Figure record listings
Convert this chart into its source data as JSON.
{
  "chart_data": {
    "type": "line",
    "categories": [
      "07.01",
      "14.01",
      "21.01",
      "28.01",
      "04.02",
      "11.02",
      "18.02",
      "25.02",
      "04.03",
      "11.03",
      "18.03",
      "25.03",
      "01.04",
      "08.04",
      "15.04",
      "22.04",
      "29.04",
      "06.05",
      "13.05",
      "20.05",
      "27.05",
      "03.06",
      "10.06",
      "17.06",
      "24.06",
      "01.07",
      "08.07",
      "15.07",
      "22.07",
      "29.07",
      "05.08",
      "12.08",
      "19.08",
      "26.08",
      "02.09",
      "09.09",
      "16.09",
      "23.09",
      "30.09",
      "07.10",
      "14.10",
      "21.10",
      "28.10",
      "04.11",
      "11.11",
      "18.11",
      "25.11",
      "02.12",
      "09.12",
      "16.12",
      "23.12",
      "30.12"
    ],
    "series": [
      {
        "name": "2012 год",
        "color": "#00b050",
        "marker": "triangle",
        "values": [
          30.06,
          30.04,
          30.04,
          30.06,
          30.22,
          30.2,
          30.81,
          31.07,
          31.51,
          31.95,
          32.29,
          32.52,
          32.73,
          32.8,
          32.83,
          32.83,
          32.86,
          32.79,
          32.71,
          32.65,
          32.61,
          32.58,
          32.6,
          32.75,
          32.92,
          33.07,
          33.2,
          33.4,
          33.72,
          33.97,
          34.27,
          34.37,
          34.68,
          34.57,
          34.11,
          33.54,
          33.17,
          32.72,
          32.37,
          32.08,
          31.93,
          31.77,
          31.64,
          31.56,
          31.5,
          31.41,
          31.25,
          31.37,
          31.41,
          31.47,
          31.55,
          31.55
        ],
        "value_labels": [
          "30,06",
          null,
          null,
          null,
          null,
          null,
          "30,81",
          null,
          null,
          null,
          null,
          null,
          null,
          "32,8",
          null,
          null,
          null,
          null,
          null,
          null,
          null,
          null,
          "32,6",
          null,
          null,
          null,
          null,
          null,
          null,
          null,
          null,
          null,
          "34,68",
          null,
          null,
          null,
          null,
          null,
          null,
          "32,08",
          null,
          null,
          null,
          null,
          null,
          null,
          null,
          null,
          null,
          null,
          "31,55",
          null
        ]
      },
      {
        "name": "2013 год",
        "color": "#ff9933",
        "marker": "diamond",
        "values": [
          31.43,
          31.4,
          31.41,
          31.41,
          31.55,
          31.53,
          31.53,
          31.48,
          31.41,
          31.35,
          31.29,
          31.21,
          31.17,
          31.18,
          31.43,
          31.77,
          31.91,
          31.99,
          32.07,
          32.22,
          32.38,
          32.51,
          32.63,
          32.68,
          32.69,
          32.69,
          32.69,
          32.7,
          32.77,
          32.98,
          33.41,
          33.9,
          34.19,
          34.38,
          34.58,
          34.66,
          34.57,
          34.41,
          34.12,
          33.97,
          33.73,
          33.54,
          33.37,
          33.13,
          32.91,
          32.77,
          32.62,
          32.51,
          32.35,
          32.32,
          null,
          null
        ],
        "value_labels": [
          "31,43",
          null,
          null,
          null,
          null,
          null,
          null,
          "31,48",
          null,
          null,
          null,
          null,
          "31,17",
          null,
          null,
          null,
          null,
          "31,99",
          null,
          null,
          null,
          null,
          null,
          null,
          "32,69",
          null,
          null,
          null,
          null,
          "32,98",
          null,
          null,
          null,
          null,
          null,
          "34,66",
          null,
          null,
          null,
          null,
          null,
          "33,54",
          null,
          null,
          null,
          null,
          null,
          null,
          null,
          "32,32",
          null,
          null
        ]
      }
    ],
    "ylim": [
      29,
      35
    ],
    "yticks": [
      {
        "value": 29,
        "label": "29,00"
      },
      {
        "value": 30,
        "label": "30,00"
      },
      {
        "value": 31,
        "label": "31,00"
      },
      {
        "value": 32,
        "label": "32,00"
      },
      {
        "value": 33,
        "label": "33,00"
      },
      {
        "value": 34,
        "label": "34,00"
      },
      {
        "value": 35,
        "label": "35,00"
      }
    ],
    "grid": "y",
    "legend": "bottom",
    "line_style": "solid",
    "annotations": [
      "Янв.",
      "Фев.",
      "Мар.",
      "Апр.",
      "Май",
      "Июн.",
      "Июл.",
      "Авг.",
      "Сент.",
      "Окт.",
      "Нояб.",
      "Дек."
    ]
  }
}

EXERCISE TASK>
Write out every record verbatim.

RIGHT ANSWER>
Convert this chart into its source data as JSON.
{
  "chart_data": {
    "type": "line",
    "categories": [
      "07.01",
      "14.01",
      "21.01",
      "28.01",
      "04.02",
      "11.02",
      "18.02",
      "25.02",
      "04.03",
      "11.03",
      "18.03",
      "25.03",
      "01.04",
      "08.04",
      "15.04",
      "22.04",
      "29.04",
      "06.05",
      "13.05",
      "20.05",
      "27.05",
      "03.06",
      "10.06",
      "17.06",
      "24.06",
      "01.07",
      "08.07",
      "15.07",
      "22.07",
      "29.07",
      "05.08",
      "12.08",
      "19.08",
      "26.08",
      "02.09",
      "09.09",
      "16.09",
      "23.09",
      "30.09",
      "07.10",
      "14.10",
      "21.10",
      "28.10",
      "04.11",
      "11.11",
      "18.11",
      "25.11",
      "02.12",
      "09.12",
      "16.12",
      "23.12",
      "30.12"
    ],
    "series": [
      {
        "name": "2012 год",
        "color": "#00b050",
        "marker": "triangle",
        "values": [
          30.06,
          30.04,
          30.04,
          30.06,
          30.22,
          30.2,
          30.81,
          31.07,
          31.51,
          31.95,
          32.29,
          32.52,
          32.73,
          32.8,
          32.83,
          32.83,
          32.86,
          32.79,
          32.71,
          32.65,
          32.61,
          32.58,
          32.6,
          32.75,
          32.92,
          33.07,
          33.2,
          33.4,
          33.72,
          33.97,
          34.27,
          34.37,
          34.68,
          34.57,
          34.11,
          33.54,
          33.17,
          32.72,
          32.37,
          32.08,
          31.93,
          31.77,
          31.64,
          31.56,
          31.5,
          31.41,
          31.25,
          31.37,
          31.41,
          31.47,
          31.55,
          31.55
        ],
        "value_labels": [
          "30,06",
          null,
          null,
          null,
          null,
          null,
          "30,81",
          null,
          null,
          null,
          null,
          null,
          null,
          "32,8",
          null,
          null,
          null,
          null,
          null,
          null,
          null,
          null,
          "32,6",
          null,
          null,
          null,
          null,
          null,
          null,
          null,
          null,
          null,
          "34,68",
          null,
          null,
          null,
          null,
          null,
          null,
          "32,08",
          null,
          null,
          null,
          null,
          null,
          null,
          null,
          null,
          null,
          null,
          "31,55",
          null
        ]
      },
      {
        "name": "2013 год",
        "color": "#ff9933",
        "marker": "diamond",
        "values": [
          31.43,
          31.4,
          31.41,
          31.41,
          31.55,
          31.53,
          31.53,
          31.48,
          31.41,
          31.35,
          31.29,
          31.21,
          31.17,
          31.18,
          31.43,
          31.77,
          31.91,
          31.99,
          32.07,
          32.22,
          32.38,
          32.51,
          32.63,
          32.68,
          32.69,
          32.69,
          32.69,
          32.7,
          32.77,
          32.98,
          33.41,
          33.9,
          34.19,
          34.38,
          34.58,
          34.66,
          34.57,
          34.41,
          34.12,
          33.97,
          33.73,
          33.54,
          33.37,
          33.13,
          32.91,
          32.77,
          32.62,
          32.51,
          32.35,
          32.32,
          null,
          null
        ],
        "value_labels": [
          "31,43",
          null,
          null,
          null,
          null,
          null,
          null,
          "31,48",
          null,
          null,
          null,
          null,
          "31,17",
          null,
          null,
          null,
          null,
          "31,99",
          null,
          null,
          null,
          null,
          null,
          null,
          "32,69",
          null,
          null,
          null,
          null,
          "32,98",
          null,
          null,
          null,
          null,
          null,
          "34,66",
          null,
          null,
          null,
          null,
          null,
          "33,54",
          null,
          null,
          null,
          null,
          null,
          null,
          null,
          "32,32",
          null,
          null
        ]
      }
    ],
    "ylim": [
      29,
      35
    ],
    "yticks": [
      {
        "value": 29,
        "label": "29,00"
      },
      {
        "value": 30,
        "label": "30,00"
      },
      {
        "value": 31,
        "label": "31,00"
      },
      {
        "value": 32,
        "label": "32,00"
      },
      {
        "value": 33,
        "label": "33,00"
      },
      {
        "value": 34,
        "label": "34,00"
      },
      {
        "value": 35,
        "label": "35,00"
      }
    ],
    "grid": "y",
    "legend": "bottom",
    "line_style": "solid",
    "annotations": [
      "Янв.",
      "Фев.",
      "Мар.",
      "Апр.",
      "Май",
      "Июн.",
      "Июл.",
      "Авг.",
      "Сент.",
      "Окт.",
      "Нояб.",
      "Дек."
    ]
  }
}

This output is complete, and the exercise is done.